***** ФРАГМЕНТ СТРАНИЦЫ

Счастье сильнее страха. Книга поддержки родителей особых детей - страница 6



Всю эту информацию я легко могу рассказать сейчас, спустя время, а тогда в сетевых поисках мне приходилось встречаться с изложением медицинских справочников, к тому же без упоминания о какой-либо современной терапии. От чтения у меня холодело в груди и темнело в глазах. Я узнавала о том, что кровотечения при гемофилии очень обширны и имеют тенденцию к распространению и медленному рассасыванию. Излившаяся кровь, сохраняющаяся жидкой, легко проникает в мышцы и под кожу, сдавливает нервные стволы, крупные артерии и вены, вызывая параличи или гангрены с омертвением тканей.

**********

ЗАДАНИЕ A -
Ответьте на вопросы по отрывку о гемофилии.
(i) Упоминания о чем не содержало изложение медицинских справочников, встречавшееся при сетевых поисках?
(ii) Куда легко проникает излившаяся кровь?
(iii) К чему приводит сдавливание нервных стволов, крупных артерий и вен?
ЗАДАНИЕ B - Продолжите отрывок о гемофилии, начав сразу после его последнего предложения.
Записи для работы с текстом не требуются.

***** ПРИЛОЖЕННЫЕ ЗАПИСИ

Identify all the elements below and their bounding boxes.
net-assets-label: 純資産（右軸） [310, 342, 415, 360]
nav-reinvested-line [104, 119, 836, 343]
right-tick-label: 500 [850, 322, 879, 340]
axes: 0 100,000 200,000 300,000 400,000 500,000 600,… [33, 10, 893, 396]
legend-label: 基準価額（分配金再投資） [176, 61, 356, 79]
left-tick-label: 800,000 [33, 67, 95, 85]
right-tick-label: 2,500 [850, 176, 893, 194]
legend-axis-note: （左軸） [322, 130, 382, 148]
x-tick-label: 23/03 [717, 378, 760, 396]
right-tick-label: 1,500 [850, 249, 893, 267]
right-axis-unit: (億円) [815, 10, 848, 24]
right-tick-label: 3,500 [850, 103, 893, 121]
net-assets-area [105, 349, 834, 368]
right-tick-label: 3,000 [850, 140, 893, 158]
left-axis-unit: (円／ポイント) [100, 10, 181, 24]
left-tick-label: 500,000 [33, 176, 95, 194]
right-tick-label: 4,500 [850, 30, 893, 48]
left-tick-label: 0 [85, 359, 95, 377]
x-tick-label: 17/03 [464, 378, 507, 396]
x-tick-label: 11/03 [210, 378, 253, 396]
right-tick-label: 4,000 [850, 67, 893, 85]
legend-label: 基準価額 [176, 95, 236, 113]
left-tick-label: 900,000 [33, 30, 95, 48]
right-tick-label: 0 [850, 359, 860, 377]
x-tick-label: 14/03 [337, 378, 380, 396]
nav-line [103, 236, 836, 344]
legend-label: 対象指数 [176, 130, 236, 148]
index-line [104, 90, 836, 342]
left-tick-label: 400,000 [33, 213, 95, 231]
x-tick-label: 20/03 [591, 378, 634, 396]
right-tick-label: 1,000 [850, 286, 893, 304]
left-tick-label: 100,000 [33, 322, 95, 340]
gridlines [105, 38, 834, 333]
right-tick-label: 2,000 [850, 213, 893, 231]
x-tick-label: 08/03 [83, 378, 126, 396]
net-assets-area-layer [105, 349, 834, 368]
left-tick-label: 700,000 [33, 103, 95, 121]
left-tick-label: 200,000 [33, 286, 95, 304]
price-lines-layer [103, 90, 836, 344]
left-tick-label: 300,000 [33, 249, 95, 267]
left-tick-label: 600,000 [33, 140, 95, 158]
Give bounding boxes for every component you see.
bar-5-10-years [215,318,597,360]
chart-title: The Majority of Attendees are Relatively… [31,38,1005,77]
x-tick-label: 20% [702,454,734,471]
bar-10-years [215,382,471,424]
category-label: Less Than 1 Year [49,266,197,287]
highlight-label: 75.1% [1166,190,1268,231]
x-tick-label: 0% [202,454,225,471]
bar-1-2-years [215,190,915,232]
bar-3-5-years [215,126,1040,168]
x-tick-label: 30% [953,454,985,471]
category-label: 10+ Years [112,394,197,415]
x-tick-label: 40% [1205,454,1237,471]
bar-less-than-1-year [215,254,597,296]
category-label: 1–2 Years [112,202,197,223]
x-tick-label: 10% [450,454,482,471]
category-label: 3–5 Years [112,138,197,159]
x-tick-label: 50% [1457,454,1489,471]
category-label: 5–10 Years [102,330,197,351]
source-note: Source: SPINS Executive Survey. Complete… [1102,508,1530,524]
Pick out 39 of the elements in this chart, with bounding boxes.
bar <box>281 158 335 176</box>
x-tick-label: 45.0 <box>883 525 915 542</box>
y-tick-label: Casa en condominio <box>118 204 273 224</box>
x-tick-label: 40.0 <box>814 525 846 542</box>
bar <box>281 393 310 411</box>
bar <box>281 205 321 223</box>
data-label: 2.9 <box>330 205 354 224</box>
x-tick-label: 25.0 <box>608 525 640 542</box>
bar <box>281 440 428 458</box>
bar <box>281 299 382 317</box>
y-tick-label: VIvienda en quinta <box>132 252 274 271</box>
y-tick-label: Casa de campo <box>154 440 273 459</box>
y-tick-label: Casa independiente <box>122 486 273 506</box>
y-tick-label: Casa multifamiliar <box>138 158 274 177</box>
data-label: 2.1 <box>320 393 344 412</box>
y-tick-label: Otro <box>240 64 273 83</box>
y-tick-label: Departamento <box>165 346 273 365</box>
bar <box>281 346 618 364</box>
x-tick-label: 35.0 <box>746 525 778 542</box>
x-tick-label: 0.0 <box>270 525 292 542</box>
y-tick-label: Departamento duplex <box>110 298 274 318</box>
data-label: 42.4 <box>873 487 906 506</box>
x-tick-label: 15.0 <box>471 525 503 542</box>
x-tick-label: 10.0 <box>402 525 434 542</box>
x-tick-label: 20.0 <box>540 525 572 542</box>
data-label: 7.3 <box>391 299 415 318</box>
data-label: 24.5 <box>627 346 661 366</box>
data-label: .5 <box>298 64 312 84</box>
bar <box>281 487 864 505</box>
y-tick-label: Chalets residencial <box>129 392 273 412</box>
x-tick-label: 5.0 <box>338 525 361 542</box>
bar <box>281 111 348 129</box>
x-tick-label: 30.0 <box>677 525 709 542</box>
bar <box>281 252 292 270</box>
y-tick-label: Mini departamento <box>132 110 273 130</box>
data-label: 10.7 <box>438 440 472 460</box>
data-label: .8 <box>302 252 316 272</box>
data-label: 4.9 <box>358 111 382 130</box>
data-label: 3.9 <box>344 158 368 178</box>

**********

ОТВЕТ A -
(i) Упоминания о какой-либо современной терапии.
(ii) В мышцы и под кожу.
(iii) К параличам или гангренам с омертвением тканей.

ОТВЕТ B -
При болезни также часто возникают продолжительные носовые кровотечения, потеря крови из полости рта, десен, почек, желудочно-кишечного тракта. Внутримышечная инъекция, удаление зуба и миндалин могут привести к тяжелым анемиям. Кровотечение из слизистых оболочек гортани опасно острой дыхательной недостаточностью. Хирургические операции без достаточного количества эффективных кровеостанавливающих препаратов смертельно опасны. Как сообщали бездушные источники, без адекватного лечения мало кто из больных детей доживал до зрелого возраста, средняя продолжительность жизни не превышала тридцати лет. Иногда все-таки попадалась и утешительная информация, что с помощью заместительной терапии больные гемофилией могут вести полноценную жизнь: учиться, работать, создавать семьи. Предполагалось, что это должно бесконечно радовать.

На тот момент в России не было никаких концентратов факторов свертывания. Точнее, они уже некоторое время применялись в лечении больных гемофилией Москвы и Санкт-Петербурга, но в провинции, где мы тогда жили, для остановки кровотечения использовались только плазма и криопреципитат, жидкие препараты из донорской крови. Их требовалось много, они были малоэффективны, а при их применении существовал большой риск заражения вирусами гепатитов и других тяжелых заболеваний. Покупать факторы самостоятельно было в принципе невозможно по причине их запредельно высокой стоимости. Поэтому, как я думала, все, что меня ждало, – это страдания, ранняя инвалидность ребенка и риск потерять его в любой момент.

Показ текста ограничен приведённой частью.